■ What the task asks ■
Look through the records that follow. Copy every line containing the word "Projects".

begin

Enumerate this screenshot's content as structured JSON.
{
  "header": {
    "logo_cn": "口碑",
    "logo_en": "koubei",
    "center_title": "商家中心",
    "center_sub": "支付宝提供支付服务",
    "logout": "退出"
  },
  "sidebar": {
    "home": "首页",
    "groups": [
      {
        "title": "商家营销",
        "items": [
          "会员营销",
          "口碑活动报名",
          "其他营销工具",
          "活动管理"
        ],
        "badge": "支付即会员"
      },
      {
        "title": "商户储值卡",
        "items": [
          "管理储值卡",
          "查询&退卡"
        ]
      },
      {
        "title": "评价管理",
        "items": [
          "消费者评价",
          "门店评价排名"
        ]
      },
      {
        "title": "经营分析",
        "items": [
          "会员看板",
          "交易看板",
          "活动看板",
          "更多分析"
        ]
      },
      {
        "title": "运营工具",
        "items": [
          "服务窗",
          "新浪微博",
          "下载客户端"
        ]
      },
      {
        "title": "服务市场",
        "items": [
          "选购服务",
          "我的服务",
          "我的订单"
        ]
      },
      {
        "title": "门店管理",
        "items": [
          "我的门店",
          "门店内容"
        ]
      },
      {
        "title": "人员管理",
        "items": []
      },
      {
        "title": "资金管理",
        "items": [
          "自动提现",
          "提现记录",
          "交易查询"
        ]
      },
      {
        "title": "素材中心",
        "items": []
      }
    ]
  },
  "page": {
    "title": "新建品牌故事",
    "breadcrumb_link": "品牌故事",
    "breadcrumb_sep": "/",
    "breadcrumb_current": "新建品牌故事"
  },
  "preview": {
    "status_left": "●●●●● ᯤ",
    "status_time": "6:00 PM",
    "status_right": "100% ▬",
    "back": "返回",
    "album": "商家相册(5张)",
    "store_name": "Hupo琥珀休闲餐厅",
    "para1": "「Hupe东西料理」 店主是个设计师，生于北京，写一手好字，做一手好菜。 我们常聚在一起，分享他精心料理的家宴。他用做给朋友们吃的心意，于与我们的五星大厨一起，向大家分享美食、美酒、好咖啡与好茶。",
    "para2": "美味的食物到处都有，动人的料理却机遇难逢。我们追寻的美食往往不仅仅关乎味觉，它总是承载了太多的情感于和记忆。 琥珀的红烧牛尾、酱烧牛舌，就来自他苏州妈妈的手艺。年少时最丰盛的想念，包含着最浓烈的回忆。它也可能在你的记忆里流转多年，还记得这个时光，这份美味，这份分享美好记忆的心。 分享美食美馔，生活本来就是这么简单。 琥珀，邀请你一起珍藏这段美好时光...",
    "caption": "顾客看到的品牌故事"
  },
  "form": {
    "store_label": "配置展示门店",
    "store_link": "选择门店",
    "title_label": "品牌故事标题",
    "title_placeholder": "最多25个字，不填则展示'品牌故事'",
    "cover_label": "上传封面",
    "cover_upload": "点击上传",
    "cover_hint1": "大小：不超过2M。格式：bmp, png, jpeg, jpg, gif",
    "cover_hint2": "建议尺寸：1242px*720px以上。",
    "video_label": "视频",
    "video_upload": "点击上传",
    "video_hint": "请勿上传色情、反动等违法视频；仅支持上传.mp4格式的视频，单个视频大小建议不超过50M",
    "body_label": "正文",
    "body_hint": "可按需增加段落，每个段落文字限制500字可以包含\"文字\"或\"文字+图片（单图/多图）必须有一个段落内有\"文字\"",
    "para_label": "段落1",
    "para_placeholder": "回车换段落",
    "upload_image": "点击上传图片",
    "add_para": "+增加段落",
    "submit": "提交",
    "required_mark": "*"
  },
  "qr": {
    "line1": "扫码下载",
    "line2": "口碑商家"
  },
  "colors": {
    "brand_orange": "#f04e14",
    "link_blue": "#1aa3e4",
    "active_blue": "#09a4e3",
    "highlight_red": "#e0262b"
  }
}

end
begin

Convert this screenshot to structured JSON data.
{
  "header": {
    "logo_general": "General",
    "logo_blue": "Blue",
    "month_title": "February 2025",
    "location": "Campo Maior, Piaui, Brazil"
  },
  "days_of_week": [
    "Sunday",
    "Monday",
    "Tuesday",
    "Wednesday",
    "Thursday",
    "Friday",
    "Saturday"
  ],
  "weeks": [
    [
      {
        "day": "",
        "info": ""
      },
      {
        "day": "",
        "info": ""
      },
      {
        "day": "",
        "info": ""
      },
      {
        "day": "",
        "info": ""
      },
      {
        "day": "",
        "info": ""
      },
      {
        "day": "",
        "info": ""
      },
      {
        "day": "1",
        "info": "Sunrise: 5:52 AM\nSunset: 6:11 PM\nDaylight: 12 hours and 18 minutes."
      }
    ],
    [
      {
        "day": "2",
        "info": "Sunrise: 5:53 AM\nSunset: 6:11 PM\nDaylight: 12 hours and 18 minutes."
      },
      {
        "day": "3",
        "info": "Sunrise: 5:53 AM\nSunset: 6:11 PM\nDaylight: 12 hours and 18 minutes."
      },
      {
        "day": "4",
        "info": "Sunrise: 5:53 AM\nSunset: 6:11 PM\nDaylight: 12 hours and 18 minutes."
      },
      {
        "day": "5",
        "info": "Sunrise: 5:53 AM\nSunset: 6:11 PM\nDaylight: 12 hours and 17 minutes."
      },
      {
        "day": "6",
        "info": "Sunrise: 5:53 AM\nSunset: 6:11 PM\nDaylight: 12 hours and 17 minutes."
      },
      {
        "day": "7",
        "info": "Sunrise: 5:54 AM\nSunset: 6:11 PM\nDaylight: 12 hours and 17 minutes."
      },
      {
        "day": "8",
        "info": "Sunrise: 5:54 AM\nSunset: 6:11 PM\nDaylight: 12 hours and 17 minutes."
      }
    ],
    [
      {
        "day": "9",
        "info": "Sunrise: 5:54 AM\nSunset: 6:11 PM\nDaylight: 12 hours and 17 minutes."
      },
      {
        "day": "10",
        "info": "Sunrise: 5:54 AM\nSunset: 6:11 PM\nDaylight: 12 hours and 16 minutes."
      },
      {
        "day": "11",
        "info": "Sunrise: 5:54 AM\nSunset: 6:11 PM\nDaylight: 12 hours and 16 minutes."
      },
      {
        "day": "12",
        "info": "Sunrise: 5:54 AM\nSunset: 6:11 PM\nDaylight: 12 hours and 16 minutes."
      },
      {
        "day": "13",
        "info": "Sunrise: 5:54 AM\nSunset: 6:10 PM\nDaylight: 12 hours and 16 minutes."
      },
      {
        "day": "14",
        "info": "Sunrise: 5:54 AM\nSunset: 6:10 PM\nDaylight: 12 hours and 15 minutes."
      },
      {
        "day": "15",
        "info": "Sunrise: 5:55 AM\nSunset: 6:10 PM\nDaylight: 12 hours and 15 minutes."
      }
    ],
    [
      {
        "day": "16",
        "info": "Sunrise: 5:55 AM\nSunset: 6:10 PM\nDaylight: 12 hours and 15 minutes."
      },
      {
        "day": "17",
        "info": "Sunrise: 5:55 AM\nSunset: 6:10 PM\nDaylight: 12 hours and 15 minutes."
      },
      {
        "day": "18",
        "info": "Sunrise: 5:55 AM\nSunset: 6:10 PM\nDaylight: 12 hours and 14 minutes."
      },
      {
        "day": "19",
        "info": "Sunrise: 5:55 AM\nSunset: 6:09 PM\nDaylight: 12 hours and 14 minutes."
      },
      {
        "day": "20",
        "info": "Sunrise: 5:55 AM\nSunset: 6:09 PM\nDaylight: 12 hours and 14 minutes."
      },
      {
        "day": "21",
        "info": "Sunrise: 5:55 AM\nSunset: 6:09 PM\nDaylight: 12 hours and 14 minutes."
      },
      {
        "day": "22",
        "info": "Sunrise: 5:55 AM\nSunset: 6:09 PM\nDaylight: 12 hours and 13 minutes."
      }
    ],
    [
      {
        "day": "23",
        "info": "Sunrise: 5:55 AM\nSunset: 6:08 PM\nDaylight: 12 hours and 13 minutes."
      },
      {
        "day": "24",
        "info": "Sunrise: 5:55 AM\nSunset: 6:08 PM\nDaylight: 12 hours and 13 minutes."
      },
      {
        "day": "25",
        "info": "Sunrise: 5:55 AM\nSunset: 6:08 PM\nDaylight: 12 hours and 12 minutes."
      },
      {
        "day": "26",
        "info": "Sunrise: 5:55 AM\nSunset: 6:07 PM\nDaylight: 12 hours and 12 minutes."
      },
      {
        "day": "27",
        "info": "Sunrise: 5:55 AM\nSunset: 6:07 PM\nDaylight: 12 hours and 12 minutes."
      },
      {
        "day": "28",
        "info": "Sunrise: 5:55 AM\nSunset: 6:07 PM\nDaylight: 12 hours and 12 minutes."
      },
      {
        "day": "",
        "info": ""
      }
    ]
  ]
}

end
begin

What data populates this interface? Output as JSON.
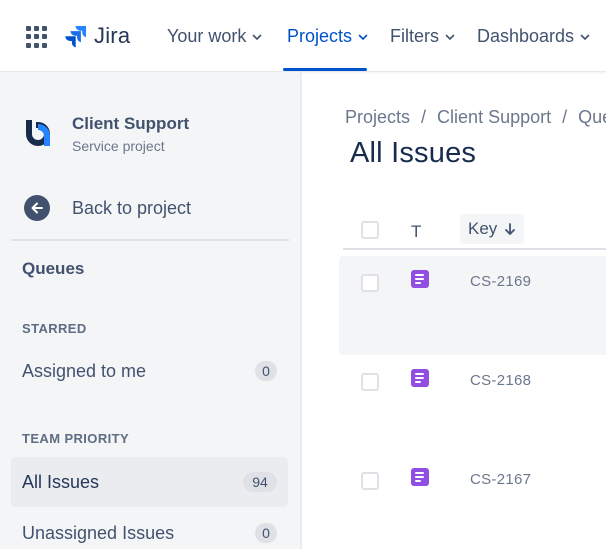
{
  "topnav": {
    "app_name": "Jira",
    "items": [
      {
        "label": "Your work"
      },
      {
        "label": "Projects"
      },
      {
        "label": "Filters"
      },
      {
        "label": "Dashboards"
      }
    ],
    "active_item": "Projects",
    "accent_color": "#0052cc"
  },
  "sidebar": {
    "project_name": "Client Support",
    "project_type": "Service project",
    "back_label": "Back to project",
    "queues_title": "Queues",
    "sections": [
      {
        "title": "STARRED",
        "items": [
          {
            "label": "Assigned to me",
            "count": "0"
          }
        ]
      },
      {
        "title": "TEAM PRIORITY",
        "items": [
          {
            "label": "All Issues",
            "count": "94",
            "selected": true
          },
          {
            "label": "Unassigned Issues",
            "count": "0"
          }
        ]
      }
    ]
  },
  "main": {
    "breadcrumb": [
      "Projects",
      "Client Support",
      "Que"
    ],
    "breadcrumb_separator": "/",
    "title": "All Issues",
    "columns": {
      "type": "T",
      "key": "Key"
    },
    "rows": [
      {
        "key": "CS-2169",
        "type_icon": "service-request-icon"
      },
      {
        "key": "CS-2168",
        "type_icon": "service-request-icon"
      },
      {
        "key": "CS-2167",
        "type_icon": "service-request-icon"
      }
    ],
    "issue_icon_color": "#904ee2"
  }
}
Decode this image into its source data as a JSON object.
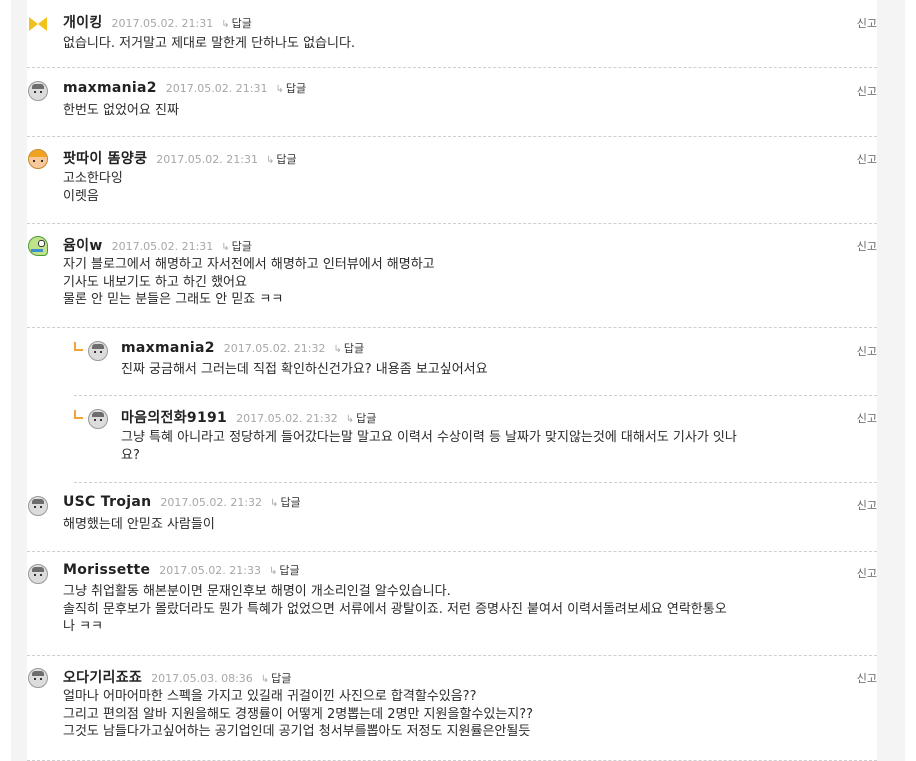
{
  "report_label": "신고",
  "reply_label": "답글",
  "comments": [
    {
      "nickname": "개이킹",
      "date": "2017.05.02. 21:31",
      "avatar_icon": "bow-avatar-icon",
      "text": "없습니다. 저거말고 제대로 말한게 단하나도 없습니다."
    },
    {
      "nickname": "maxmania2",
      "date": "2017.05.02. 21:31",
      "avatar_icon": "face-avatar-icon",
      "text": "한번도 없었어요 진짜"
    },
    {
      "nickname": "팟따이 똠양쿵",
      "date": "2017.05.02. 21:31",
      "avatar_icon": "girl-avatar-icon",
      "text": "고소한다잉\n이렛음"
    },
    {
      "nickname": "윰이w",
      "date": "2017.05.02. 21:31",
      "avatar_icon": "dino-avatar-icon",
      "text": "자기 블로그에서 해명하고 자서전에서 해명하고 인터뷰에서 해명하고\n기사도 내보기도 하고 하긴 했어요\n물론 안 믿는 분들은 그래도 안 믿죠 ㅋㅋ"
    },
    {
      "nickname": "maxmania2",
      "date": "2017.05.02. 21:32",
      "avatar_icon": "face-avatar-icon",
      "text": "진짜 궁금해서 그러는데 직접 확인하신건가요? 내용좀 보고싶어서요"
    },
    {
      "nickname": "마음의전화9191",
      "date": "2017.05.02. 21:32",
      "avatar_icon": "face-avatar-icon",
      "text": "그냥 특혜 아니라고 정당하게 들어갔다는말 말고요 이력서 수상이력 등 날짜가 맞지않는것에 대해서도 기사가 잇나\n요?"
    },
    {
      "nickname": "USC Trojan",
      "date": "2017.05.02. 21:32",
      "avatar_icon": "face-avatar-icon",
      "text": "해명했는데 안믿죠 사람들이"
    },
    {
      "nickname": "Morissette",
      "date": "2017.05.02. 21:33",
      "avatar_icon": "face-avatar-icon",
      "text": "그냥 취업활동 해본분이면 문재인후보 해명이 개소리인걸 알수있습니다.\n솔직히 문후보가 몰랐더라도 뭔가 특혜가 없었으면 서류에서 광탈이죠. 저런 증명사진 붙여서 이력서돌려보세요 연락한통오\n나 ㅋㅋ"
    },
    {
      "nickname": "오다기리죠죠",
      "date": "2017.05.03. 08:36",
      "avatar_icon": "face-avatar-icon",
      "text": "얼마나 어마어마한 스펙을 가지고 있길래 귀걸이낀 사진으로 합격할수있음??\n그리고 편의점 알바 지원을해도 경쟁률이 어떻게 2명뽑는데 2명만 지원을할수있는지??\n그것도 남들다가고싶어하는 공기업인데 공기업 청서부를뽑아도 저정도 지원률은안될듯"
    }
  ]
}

end

■ Output of the task ■
        "label": "Projects"
    "active_item": "Projects",
      "Projects",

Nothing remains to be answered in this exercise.